* **Input material**:
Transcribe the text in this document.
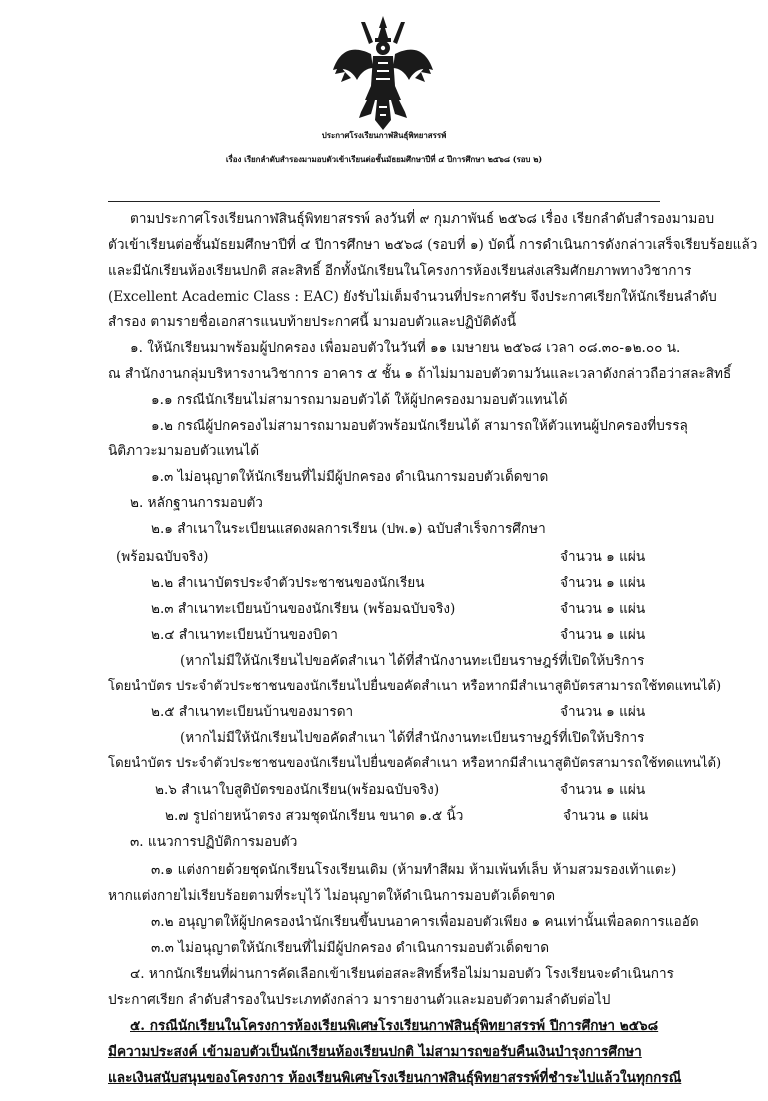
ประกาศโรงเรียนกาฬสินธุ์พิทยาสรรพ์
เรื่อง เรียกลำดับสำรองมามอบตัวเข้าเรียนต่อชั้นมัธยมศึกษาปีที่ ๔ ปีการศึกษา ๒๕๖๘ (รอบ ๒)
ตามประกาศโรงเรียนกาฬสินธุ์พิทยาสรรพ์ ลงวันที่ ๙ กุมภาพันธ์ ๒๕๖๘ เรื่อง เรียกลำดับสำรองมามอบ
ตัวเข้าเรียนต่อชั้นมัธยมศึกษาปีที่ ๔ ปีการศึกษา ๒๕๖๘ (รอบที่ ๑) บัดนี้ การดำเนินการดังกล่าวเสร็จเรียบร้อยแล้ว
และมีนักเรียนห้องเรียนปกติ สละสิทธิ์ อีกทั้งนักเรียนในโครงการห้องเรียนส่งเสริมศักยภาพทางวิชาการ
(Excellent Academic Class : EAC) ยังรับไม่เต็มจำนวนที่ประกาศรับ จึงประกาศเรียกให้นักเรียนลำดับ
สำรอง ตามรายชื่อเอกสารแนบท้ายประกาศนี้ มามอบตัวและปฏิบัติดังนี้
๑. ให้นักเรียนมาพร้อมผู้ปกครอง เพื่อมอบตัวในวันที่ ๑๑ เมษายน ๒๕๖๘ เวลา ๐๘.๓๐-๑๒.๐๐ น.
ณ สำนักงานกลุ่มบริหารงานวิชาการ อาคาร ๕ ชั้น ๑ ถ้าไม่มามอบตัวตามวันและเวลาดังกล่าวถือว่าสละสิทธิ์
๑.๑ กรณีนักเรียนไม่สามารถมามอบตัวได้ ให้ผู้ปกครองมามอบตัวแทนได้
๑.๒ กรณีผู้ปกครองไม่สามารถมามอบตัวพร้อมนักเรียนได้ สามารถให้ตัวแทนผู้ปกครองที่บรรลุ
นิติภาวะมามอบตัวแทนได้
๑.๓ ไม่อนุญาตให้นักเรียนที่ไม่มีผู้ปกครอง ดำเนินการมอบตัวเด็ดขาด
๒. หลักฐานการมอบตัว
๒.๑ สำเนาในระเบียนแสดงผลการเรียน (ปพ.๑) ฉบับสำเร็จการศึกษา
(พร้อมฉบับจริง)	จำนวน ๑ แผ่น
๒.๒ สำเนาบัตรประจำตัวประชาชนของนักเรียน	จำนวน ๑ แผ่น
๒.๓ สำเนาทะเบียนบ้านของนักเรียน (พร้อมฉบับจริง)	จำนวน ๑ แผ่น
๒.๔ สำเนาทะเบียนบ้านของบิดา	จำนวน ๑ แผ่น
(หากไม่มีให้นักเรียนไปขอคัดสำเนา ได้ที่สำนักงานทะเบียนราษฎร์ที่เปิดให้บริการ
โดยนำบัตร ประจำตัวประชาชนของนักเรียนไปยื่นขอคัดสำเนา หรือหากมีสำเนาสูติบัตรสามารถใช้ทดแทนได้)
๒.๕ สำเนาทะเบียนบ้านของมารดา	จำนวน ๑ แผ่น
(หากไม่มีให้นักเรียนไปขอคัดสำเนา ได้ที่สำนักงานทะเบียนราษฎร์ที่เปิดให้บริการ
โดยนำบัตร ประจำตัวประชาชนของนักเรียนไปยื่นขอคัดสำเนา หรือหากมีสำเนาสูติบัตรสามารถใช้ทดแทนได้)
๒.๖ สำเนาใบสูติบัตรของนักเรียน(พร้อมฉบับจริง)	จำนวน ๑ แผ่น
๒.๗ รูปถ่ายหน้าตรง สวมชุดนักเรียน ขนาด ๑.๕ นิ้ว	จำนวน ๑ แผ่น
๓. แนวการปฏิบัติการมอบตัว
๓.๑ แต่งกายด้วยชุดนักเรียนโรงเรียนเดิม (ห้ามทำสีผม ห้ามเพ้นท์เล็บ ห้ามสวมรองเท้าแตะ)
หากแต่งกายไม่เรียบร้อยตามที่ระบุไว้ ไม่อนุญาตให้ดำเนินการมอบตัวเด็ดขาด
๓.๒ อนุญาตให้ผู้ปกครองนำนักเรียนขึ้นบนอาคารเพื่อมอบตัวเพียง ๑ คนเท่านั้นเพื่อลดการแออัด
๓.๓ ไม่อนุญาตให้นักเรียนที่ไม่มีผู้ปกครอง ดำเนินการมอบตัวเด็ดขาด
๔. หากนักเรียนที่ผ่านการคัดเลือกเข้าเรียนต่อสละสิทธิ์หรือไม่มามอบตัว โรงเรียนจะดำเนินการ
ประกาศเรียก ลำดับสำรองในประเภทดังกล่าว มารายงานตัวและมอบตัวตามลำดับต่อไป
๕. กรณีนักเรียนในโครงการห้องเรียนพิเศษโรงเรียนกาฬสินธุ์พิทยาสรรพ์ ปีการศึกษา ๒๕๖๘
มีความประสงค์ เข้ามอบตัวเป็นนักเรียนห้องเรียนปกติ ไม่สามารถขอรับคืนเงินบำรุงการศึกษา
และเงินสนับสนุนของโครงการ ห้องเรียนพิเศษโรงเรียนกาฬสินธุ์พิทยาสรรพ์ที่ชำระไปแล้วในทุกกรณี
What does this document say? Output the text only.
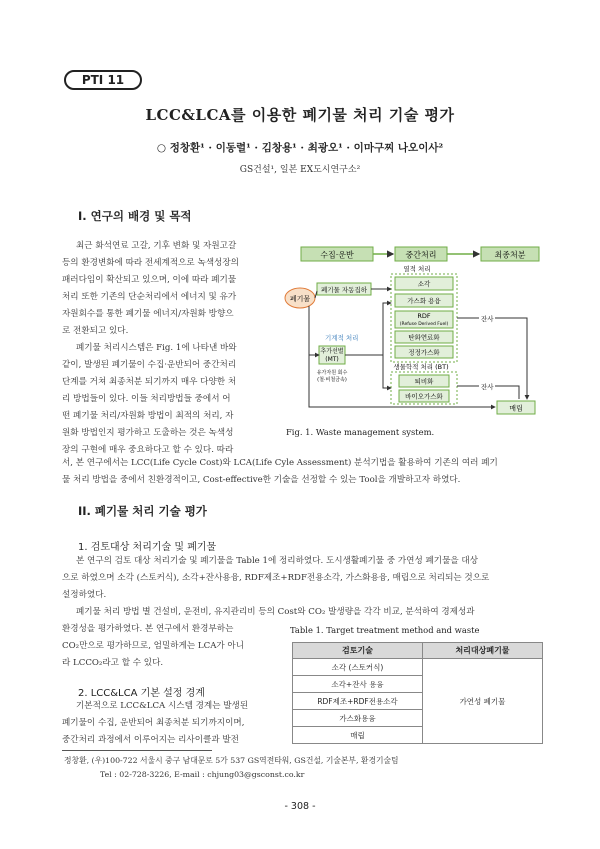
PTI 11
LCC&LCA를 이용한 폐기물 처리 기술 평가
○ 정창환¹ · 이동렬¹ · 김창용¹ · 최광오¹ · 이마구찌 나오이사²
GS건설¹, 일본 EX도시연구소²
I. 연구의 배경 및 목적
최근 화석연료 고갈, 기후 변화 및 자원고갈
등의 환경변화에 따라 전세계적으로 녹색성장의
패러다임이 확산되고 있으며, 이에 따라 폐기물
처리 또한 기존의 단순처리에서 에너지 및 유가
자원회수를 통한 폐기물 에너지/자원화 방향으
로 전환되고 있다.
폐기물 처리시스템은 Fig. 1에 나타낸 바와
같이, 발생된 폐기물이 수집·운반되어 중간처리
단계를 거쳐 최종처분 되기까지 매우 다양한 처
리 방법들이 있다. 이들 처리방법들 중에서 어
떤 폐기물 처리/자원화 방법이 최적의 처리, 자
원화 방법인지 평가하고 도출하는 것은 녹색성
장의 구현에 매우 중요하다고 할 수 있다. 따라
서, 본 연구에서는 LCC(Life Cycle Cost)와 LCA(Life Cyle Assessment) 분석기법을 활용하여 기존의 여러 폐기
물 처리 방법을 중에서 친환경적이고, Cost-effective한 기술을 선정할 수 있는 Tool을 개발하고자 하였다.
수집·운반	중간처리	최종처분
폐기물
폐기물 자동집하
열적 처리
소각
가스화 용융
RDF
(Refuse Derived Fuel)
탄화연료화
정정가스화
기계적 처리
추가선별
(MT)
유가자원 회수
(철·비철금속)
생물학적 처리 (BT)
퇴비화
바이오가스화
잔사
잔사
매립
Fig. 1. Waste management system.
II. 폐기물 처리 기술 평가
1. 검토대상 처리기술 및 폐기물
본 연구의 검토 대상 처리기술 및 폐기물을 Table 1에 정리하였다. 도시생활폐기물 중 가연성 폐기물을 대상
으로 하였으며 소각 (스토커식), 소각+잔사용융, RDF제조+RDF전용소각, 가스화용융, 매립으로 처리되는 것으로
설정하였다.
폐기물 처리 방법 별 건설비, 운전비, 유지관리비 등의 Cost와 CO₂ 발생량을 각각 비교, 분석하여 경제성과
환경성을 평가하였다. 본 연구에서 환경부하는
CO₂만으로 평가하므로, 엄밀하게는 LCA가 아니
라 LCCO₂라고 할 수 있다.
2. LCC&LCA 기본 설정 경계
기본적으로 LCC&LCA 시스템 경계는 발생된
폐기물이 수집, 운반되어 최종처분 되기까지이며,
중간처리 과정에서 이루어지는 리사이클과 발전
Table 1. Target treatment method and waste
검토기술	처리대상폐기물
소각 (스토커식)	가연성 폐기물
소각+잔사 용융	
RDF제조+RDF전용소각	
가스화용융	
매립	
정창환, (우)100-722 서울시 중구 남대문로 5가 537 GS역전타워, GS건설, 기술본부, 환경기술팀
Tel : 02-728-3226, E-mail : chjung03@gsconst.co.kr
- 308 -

* **Work instructions**: Set out every line from the material that contains the string "this".

* **Response to the exercise**:
Transcribe the text in this document.
What does this document say? Output the text only.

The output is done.